(Recorded data)
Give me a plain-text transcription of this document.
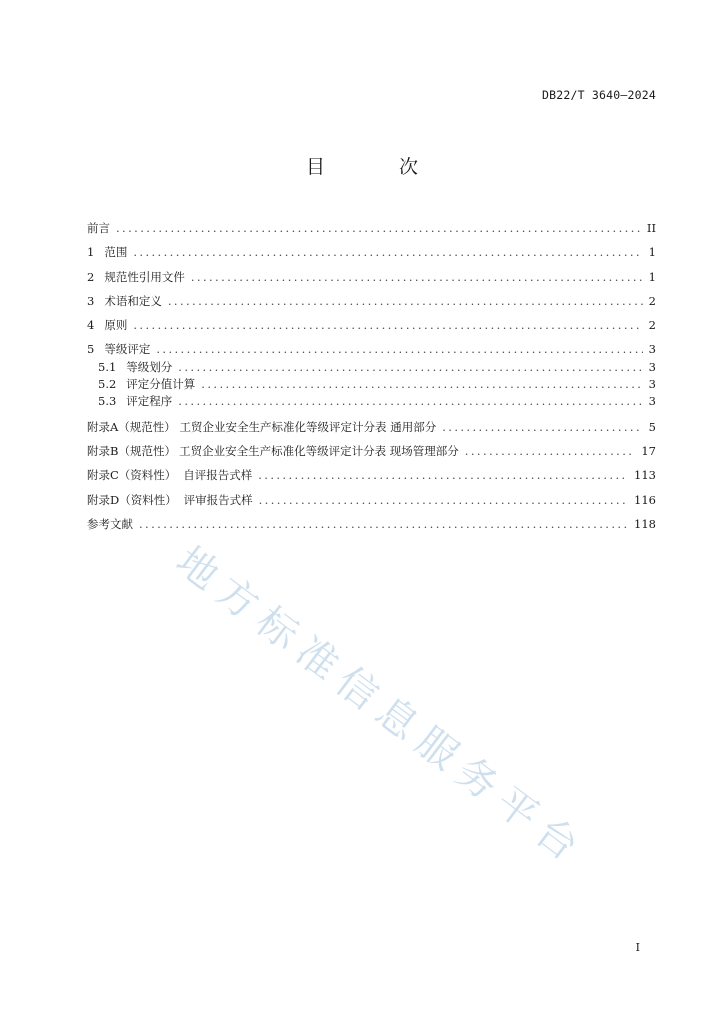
DB22/T 3640—2024
目 次
前言 .....	II
1 范围 .....	1
2 规范性引用文件 .....	1
3 术语和定义 .....	2
4 原则 .....	2
5 等级评定 .....	3
5.1 等级划分 .....	3
5.2 评定分值计算 .....	3
5.3 评定程序 .....	3
附录A（规范性） 工贸企业安全生产标准化等级评定计分表 通用部分 .....	5
附录B（规范性） 工贸企业安全生产标准化等级评定计分表 现场管理部分 .....	17
附录C（资料性） 自评报告式样 .....	113
附录D（资料性） 评审报告式样 .....	116
参考文献 .....	118
地方标准信息服务平台
I
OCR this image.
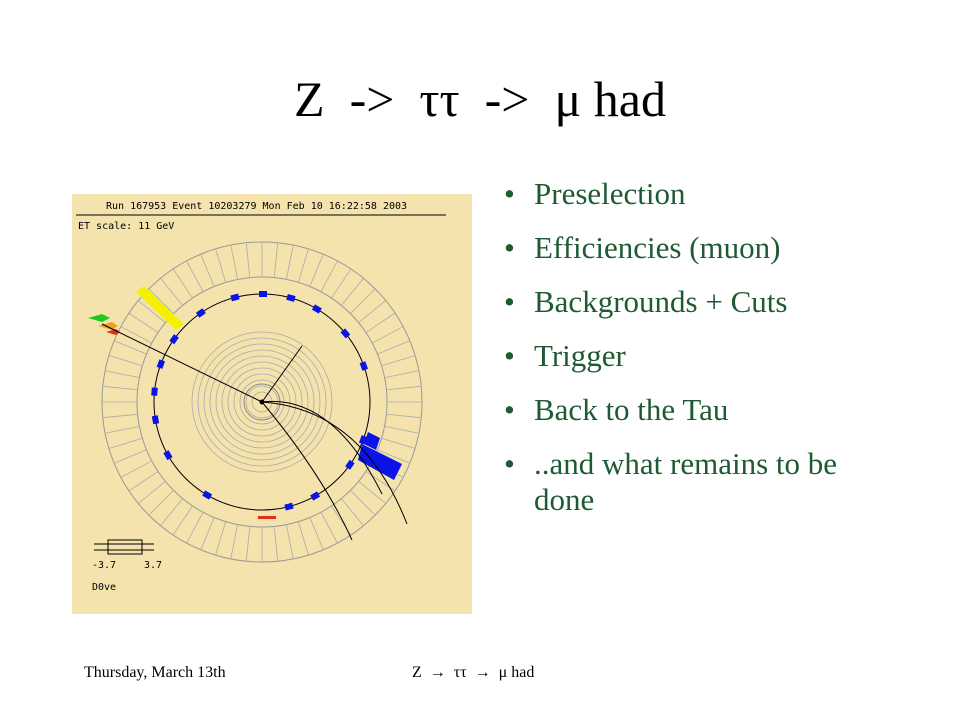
Z  ->  ττ  ->  μ had
Run 167953 Event 10203279 Mon Feb 10 16:22:58 2003
ET scale: 11 GeV
-3.7	3.7
D0ve
• Preselection
• Efficiencies (muon)
• Backgrounds + Cuts
• Trigger
• Back to the Tau
• ..and what remains to be done
Thursday, March 13th	Z  →  ττ  →  μ had
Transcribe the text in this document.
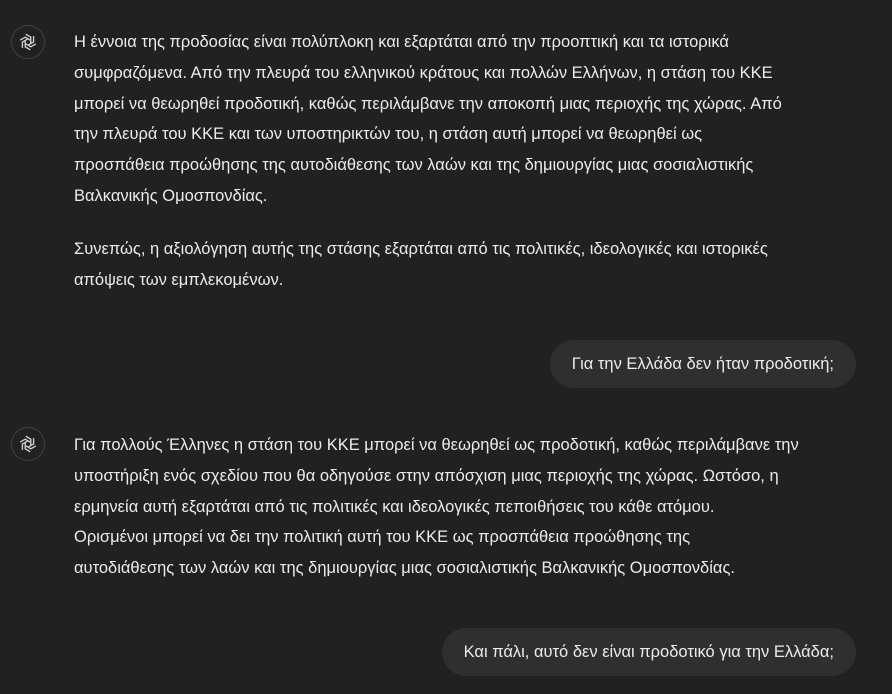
Η έννοια της προδοσίας είναι πολύπλοκη και εξαρτάται από την προοπτική και τα ιστορικά
συμφραζόμενα. Από την πλευρά του ελληνικού κράτους και πολλών Ελλήνων, η στάση του ΚΚΕ
μπορεί να θεωρηθεί προδοτική, καθώς περιλάμβανε την αποκοπή μιας περιοχής της χώρας. Από
την πλευρά του ΚΚΕ και των υποστηρικτών του, η στάση αυτή μπορεί να θεωρηθεί ως
προσπάθεια προώθησης της αυτοδιάθεσης των λαών και της δημιουργίας μιας σοσιαλιστικής
Βαλκανικής Ομοσπονδίας.

Συνεπώς, η αξιολόγηση αυτής της στάσης εξαρτάται από τις πολιτικές, ιδεολογικές και ιστορικές
απόψεις των εμπλεκομένων.

Για την Ελλάδα δεν ήταν προδοτική;

Για πολλούς Έλληνες η στάση του ΚΚΕ μπορεί να θεωρηθεί ως προδοτική, καθώς περιλάμβανε την
υποστήριξη ενός σχεδίου που θα οδηγούσε στην απόσχιση μιας περιοχής της χώρας. Ωστόσο, η
ερμηνεία αυτή εξαρτάται από τις πολιτικές και ιδεολογικές πεποιθήσεις του κάθε ατόμου.
Ορισμένοι μπορεί να δει την πολιτική αυτή του ΚΚΕ ως προσπάθεια προώθησης της
αυτοδιάθεσης των λαών και της δημιουργίας μιας σοσιαλιστικής Βαλκανικής Ομοσπονδίας.

Και πάλι, αυτό δεν είναι προδοτικό για την Ελλάδα;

Directions: Take every line above carrying "text" and return it.

The reply:
Give me a plain-text transcription of this document.
Transcribe the text in this document.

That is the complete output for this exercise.